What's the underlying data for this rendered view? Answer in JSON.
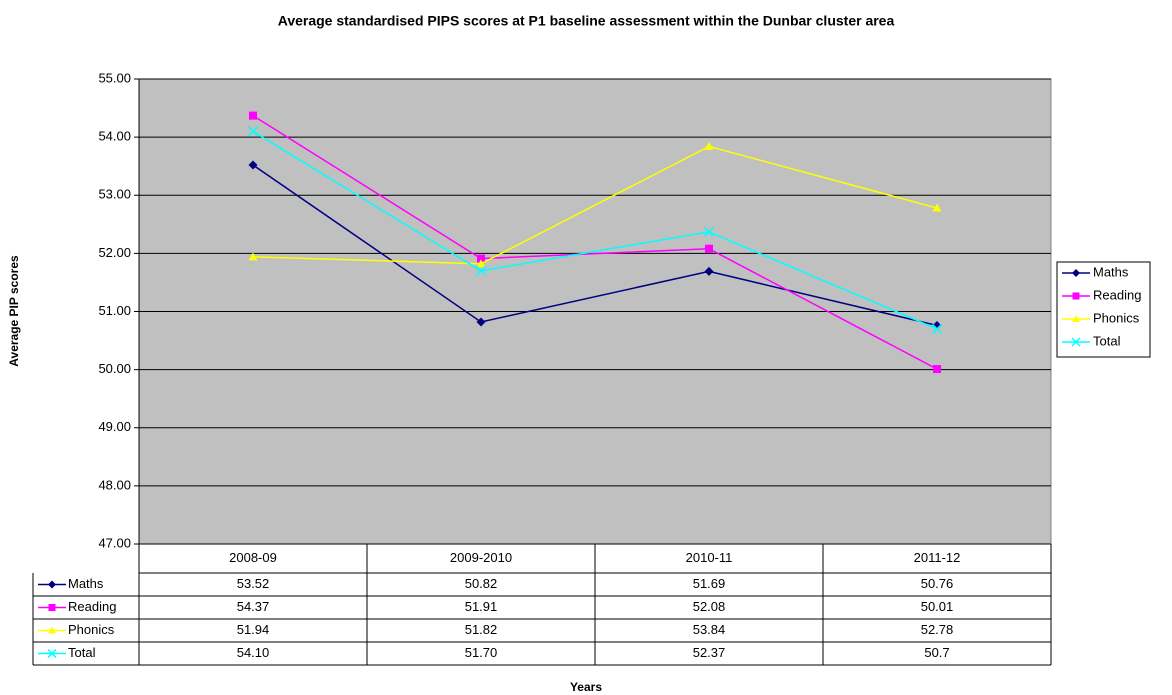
{
  "chart_data": {
    "type": "line",
    "title": "Average standardised PIPS scores at P1 baseline assessment within the Dunbar cluster area",
    "x_label": "Years",
    "y_label": "Average PIP scores",
    "categories": [
      "2008-09",
      "2009-2010",
      "2010-11",
      "2011-12"
    ],
    "series": [
      {
        "name": "Maths",
        "color": "#000080",
        "marker": "diamond",
        "values": [
          53.52,
          50.82,
          51.69,
          50.76
        ]
      },
      {
        "name": "Reading",
        "color": "#ff00ff",
        "marker": "square",
        "values": [
          54.37,
          51.91,
          52.08,
          50.01
        ]
      },
      {
        "name": "Phonics",
        "color": "#ffff00",
        "marker": "triangle",
        "values": [
          51.94,
          51.82,
          53.84,
          52.78
        ]
      },
      {
        "name": "Total",
        "color": "#00ffff",
        "marker": "x",
        "values": [
          54.1,
          51.7,
          52.37,
          50.7
        ],
        "value_labels": [
          "54.10",
          "51.70",
          "52.37",
          "50.7"
        ]
      }
    ],
    "ylim": [
      47,
      55
    ],
    "yticks": [
      {
        "value": 47,
        "label": "47.00"
      },
      {
        "value": 48,
        "label": "48.00"
      },
      {
        "value": 49,
        "label": "49.00"
      },
      {
        "value": 50,
        "label": "50.00"
      },
      {
        "value": 51,
        "label": "51.00"
      },
      {
        "value": 52,
        "label": "52.00"
      },
      {
        "value": 53,
        "label": "53.00"
      },
      {
        "value": 54,
        "label": "54.00"
      },
      {
        "value": 55,
        "label": "55.00"
      }
    ],
    "grid": true,
    "legend": "right",
    "plot_background": "#c0c0c0"
  }
}
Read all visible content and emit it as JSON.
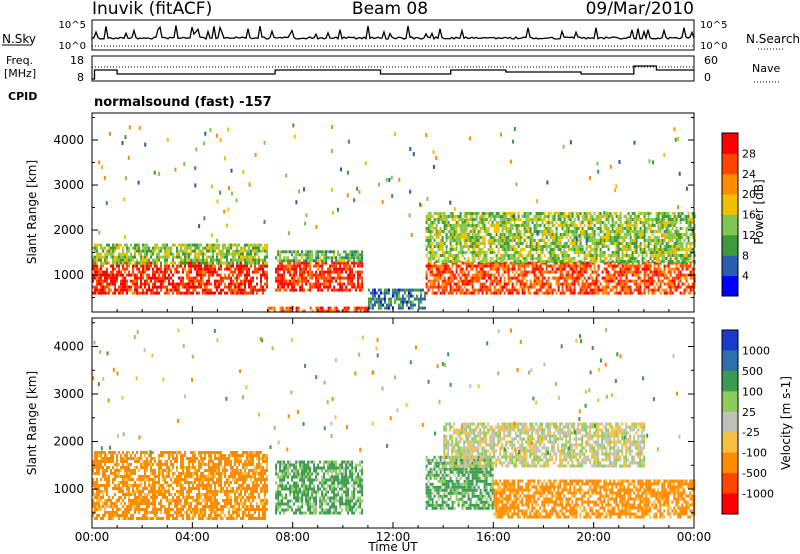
{
  "header": {
    "station": "Inuvik (fitACF)",
    "beam": "Beam 08",
    "date": "09/Mar/2010"
  },
  "sky_panel": {
    "left_label": "N.Sky",
    "right_label": "N.Search",
    "left_ticks": [
      "10^5",
      "10^0"
    ],
    "right_ticks": [
      "10^5",
      "10^0"
    ]
  },
  "freq_panel": {
    "left_label_line1": "Freq.",
    "left_label_line2": "[MHz]",
    "right_label": "Nave",
    "left_ticks": [
      "18",
      "8"
    ],
    "right_ticks": [
      "60",
      "0"
    ],
    "cpid_label": "CPID",
    "mode_text": "normalsound (fast) -157"
  },
  "x_axis": {
    "tick_labels": [
      "00:00",
      "04:00",
      "08:00",
      "12:00",
      "16:00",
      "20:00",
      "00:00"
    ],
    "title": "Time UT"
  },
  "power_panel": {
    "ylabel": "Slant Range [km]",
    "y_ticks": [
      "1000",
      "2000",
      "3000",
      "4000"
    ],
    "colorbar_title": "Power [dB]",
    "colorbar_labels": [
      "4",
      "8",
      "12",
      "16",
      "20",
      "24",
      "28"
    ],
    "colors": [
      "#0000ff",
      "#2a5db0",
      "#3c9a3c",
      "#7ec850",
      "#f0c000",
      "#ff8c00",
      "#ff4500",
      "#ff0000"
    ]
  },
  "velocity_panel": {
    "ylabel": "Slant Range [km]",
    "y_ticks": [
      "1000",
      "2000",
      "3000",
      "4000"
    ],
    "colorbar_title": "Velocity [m s-1]",
    "colorbar_labels": [
      "1000",
      "500",
      "100",
      "25",
      "-25",
      "-100",
      "-500",
      "-1000"
    ],
    "colors": [
      "#1a3acc",
      "#2e6fae",
      "#3a9a52",
      "#8ccc5a",
      "#c0c0b8",
      "#f5c040",
      "#ff8c00",
      "#ff4500",
      "#ff0000"
    ]
  },
  "chart_data": [
    {
      "type": "heatmap",
      "title": "",
      "xlabel": "Time UT",
      "ylabel": "Slant Range [km]",
      "xlim": [
        0,
        24
      ],
      "ylim": [
        180,
        4600
      ],
      "colorbar": "Power [dB]",
      "features": [
        {
          "t": [
            0.0,
            7.0
          ],
          "range": [
            600,
            1300
          ],
          "power": 28
        },
        {
          "t": [
            0.0,
            7.0
          ],
          "range": [
            1300,
            1700
          ],
          "power": 14
        },
        {
          "t": [
            7.3,
            10.8
          ],
          "range": [
            700,
            1300
          ],
          "power": 28
        },
        {
          "t": [
            7.3,
            10.8
          ],
          "range": [
            1300,
            1550
          ],
          "power": 12
        },
        {
          "t": [
            7.0,
            11.0
          ],
          "range": [
            180,
            300
          ],
          "power": 26
        },
        {
          "t": [
            11.0,
            13.3
          ],
          "range": [
            250,
            700
          ],
          "power": 8
        },
        {
          "t": [
            13.3,
            24.0
          ],
          "range": [
            600,
            1300
          ],
          "power": 26
        },
        {
          "t": [
            13.3,
            24.0
          ],
          "range": [
            1300,
            2400
          ],
          "power": 14
        }
      ]
    },
    {
      "type": "heatmap",
      "title": "",
      "xlabel": "Time UT",
      "ylabel": "Slant Range [km]",
      "xlim": [
        0,
        24
      ],
      "ylim": [
        180,
        4600
      ],
      "colorbar": "Velocity [m s-1]",
      "features": [
        {
          "t": [
            0.0,
            7.0
          ],
          "range": [
            400,
            1800
          ],
          "velocity": -200
        },
        {
          "t": [
            7.3,
            10.8
          ],
          "range": [
            500,
            1600
          ],
          "velocity": 150
        },
        {
          "t": [
            13.3,
            16.0
          ],
          "range": [
            600,
            1700
          ],
          "velocity": 150
        },
        {
          "t": [
            14.0,
            22.0
          ],
          "range": [
            1500,
            2400
          ],
          "velocity": 0
        },
        {
          "t": [
            16.0,
            24.0
          ],
          "range": [
            400,
            1200
          ],
          "velocity": -200
        }
      ]
    }
  ]
}
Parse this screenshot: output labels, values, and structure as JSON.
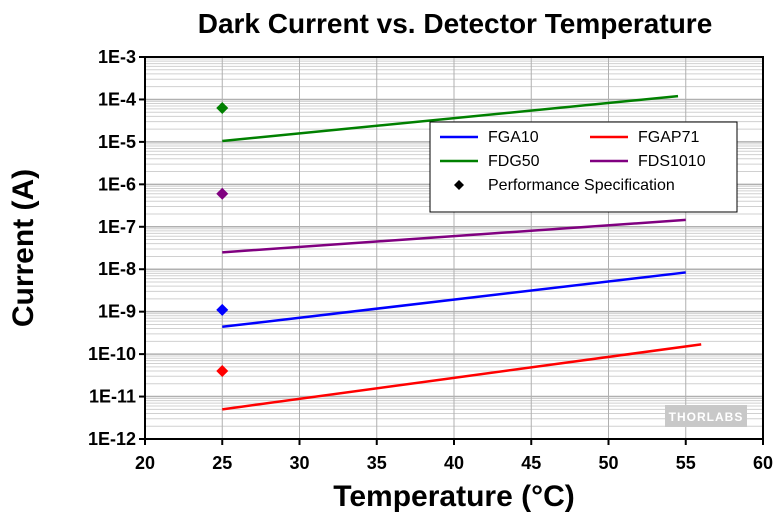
{
  "chart_data": {
    "type": "line",
    "title": "Dark Current vs. Detector Temperature",
    "xlabel": "Temperature (°C)",
    "ylabel": "Current (A)",
    "xlim": [
      20,
      60
    ],
    "x_ticks": [
      "20",
      "25",
      "30",
      "35",
      "40",
      "45",
      "50",
      "55",
      "60"
    ],
    "ylim": [
      1e-12,
      0.001
    ],
    "y_scale": "log",
    "y_ticks": [
      "1E-3",
      "1E-4",
      "1E-5",
      "1E-6",
      "1E-7",
      "1E-8",
      "1E-9",
      "1E-10",
      "1E-11",
      "1E-12"
    ],
    "grid": true,
    "legend_position": "top-right",
    "series": [
      {
        "name": "FGA10",
        "color": "#0000ff",
        "x": [
          25,
          55
        ],
        "y": [
          4.4e-10,
          8.4e-09
        ]
      },
      {
        "name": "FGAP71",
        "color": "#ff0000",
        "x": [
          25,
          56
        ],
        "y": [
          5e-12,
          1.7e-10
        ]
      },
      {
        "name": "FDG50",
        "color": "#008000",
        "x": [
          25,
          54.5
        ],
        "y": [
          1.05e-05,
          0.00012
        ]
      },
      {
        "name": "FDS1010",
        "color": "#800080",
        "x": [
          25,
          55
        ],
        "y": [
          2.5e-08,
          1.45e-07
        ]
      }
    ],
    "performance_spec": {
      "name": "Performance Specification",
      "color": "#000000",
      "points": [
        {
          "x": 25,
          "y": 6.3e-05,
          "color": "#008000"
        },
        {
          "x": 25,
          "y": 6e-07,
          "color": "#800080"
        },
        {
          "x": 25,
          "y": 1.1e-09,
          "color": "#0000ff"
        },
        {
          "x": 25,
          "y": 4e-11,
          "color": "#ff0000"
        }
      ]
    },
    "legend_layout": [
      [
        "FGA10",
        "FGAP71"
      ],
      [
        "FDG50",
        "FDS1010"
      ]
    ],
    "watermark": "THORLABS",
    "colors": {
      "grid": "#d0d0d0",
      "background": "#ffffff",
      "axis": "#000000"
    }
  }
}
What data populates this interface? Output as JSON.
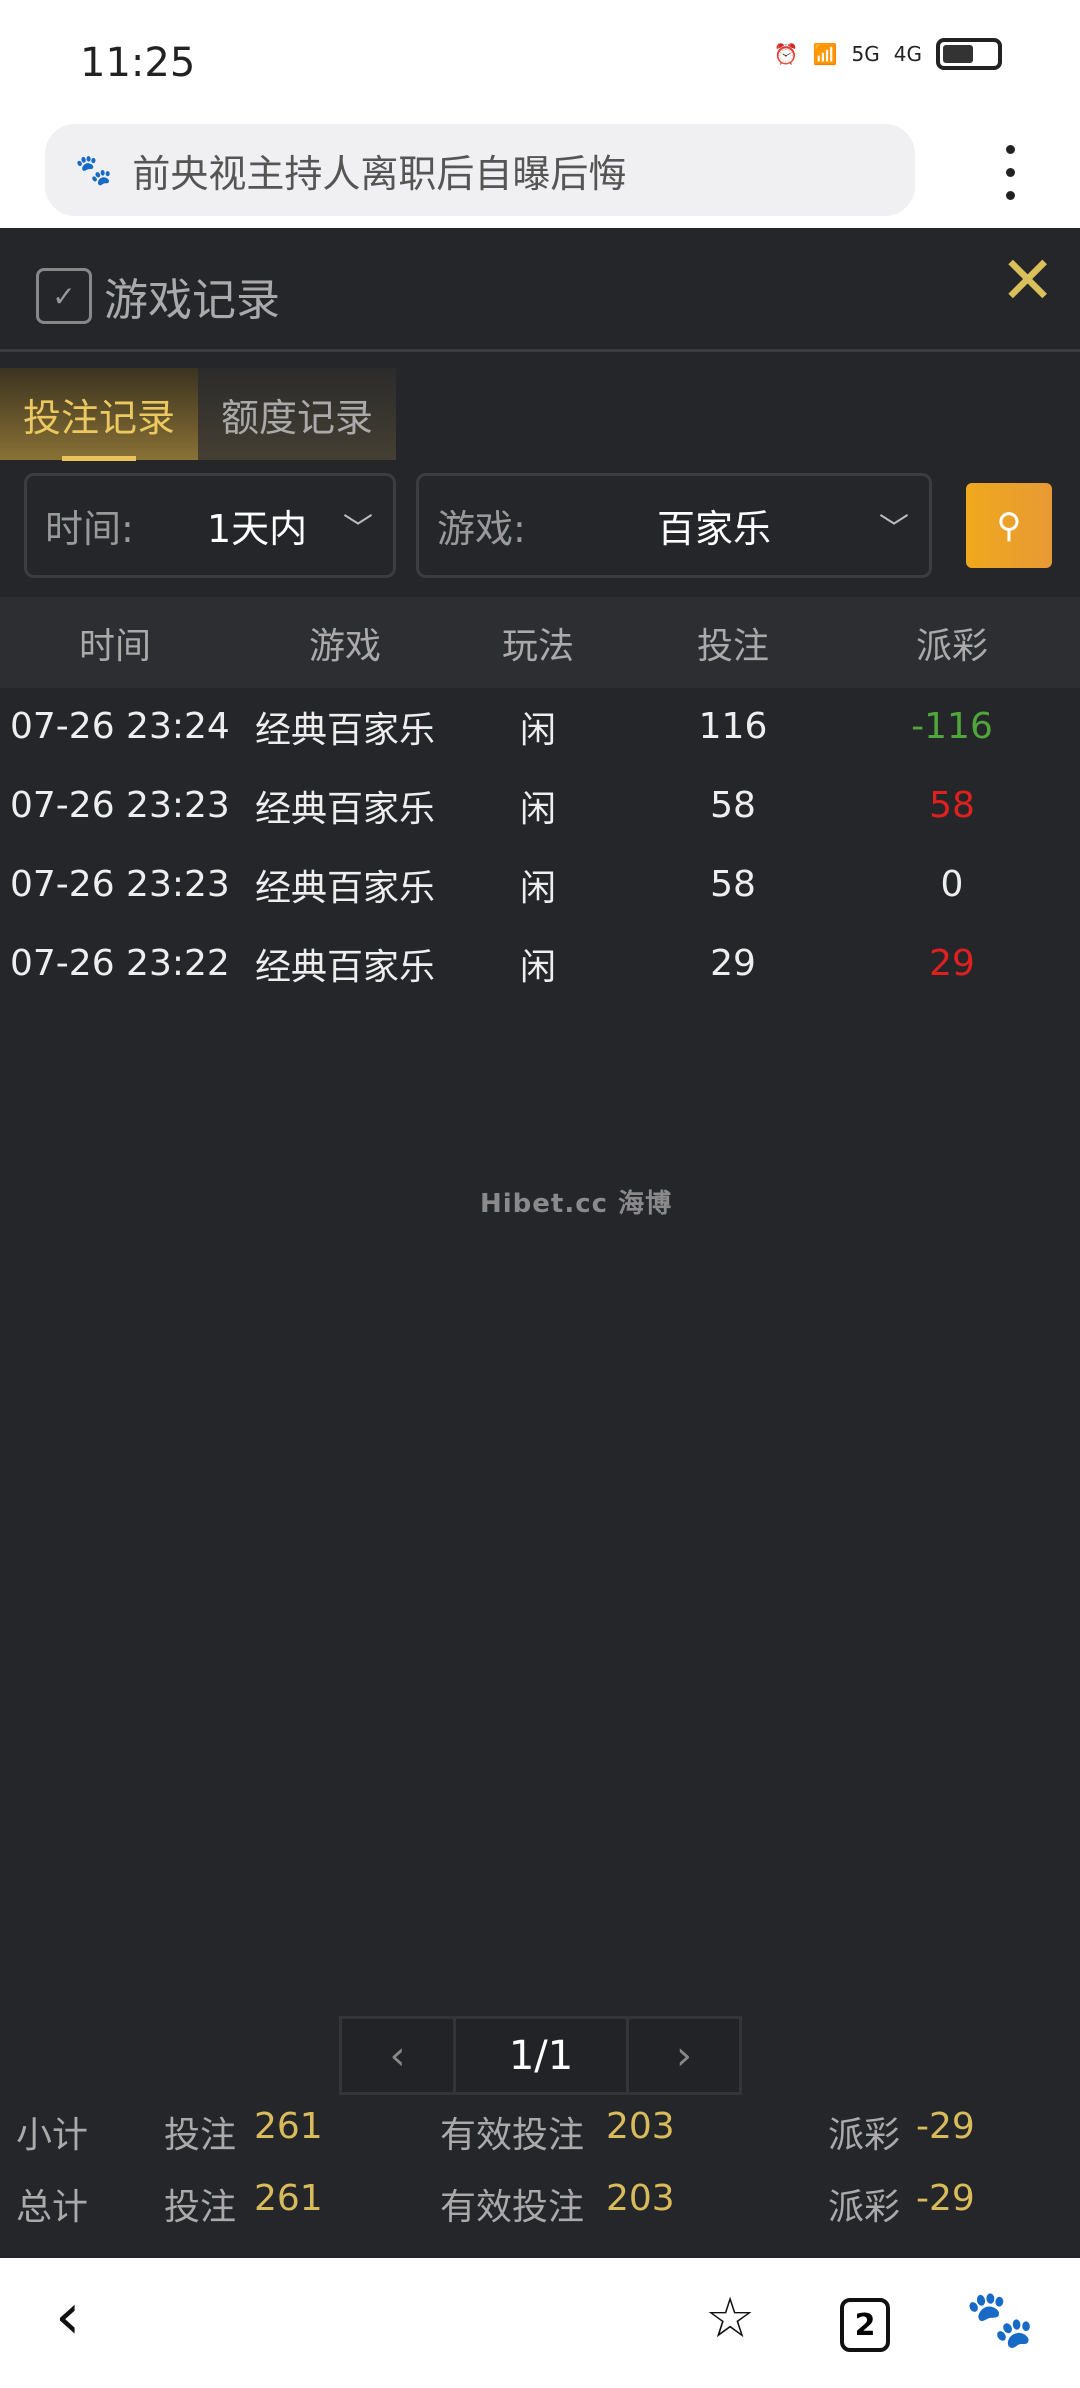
{
  "status_bar": {
    "time": "11:25",
    "network1": "5G",
    "network2": "4G"
  },
  "browser": {
    "search_query": "前央视主持人离职后自曝后悔",
    "tabs_count": "2"
  },
  "panel": {
    "title": "游戏记录",
    "tabs": [
      {
        "label": "投注记录",
        "active": true
      },
      {
        "label": "额度记录",
        "active": false
      }
    ],
    "filters": {
      "time_label": "时间:",
      "time_value": "1天内",
      "game_label": "游戏:",
      "game_value": "百家乐"
    },
    "table": {
      "headers": [
        "时间",
        "游戏",
        "玩法",
        "投注",
        "派彩"
      ],
      "rows": [
        {
          "time": "07-26 23:24",
          "game": "经典百家乐",
          "play": "闲",
          "bet": "116",
          "payout": "-116"
        },
        {
          "time": "07-26 23:23",
          "game": "经典百家乐",
          "play": "闲",
          "bet": "58",
          "payout": "58"
        },
        {
          "time": "07-26 23:23",
          "game": "经典百家乐",
          "play": "闲",
          "bet": "58",
          "payout": "0"
        },
        {
          "time": "07-26 23:22",
          "game": "经典百家乐",
          "play": "闲",
          "bet": "29",
          "payout": "29"
        }
      ]
    },
    "watermark": "Hibet.cc 海博",
    "pagination": {
      "prev": "‹",
      "page": "1/1",
      "next": "›"
    },
    "summary": [
      {
        "label": "小计",
        "bet_label": "投注",
        "bet": "261",
        "valid_label": "有效投注",
        "valid": "203",
        "payout_label": "派彩",
        "payout": "-29"
      },
      {
        "label": "总计",
        "bet_label": "投注",
        "bet": "261",
        "valid_label": "有效投注",
        "valid": "203",
        "payout_label": "派彩",
        "payout": "-29"
      }
    ]
  },
  "colors": {
    "accent": "#e8c25a",
    "background": "#25262a",
    "win": "#e0201e",
    "loss": "#4fa63a",
    "search": "#f0a81c"
  }
}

=====

Task to complete »
Copy out each line of the data containing the string "JSON".

Reply to the task »
What's the underlying data for this rendered view? Answer in JSON.
Read all visible content and emit it as JSON.
Parse this screenshot: output labels, values, and structure as JSON.
What data populates this interface? Output as JSON.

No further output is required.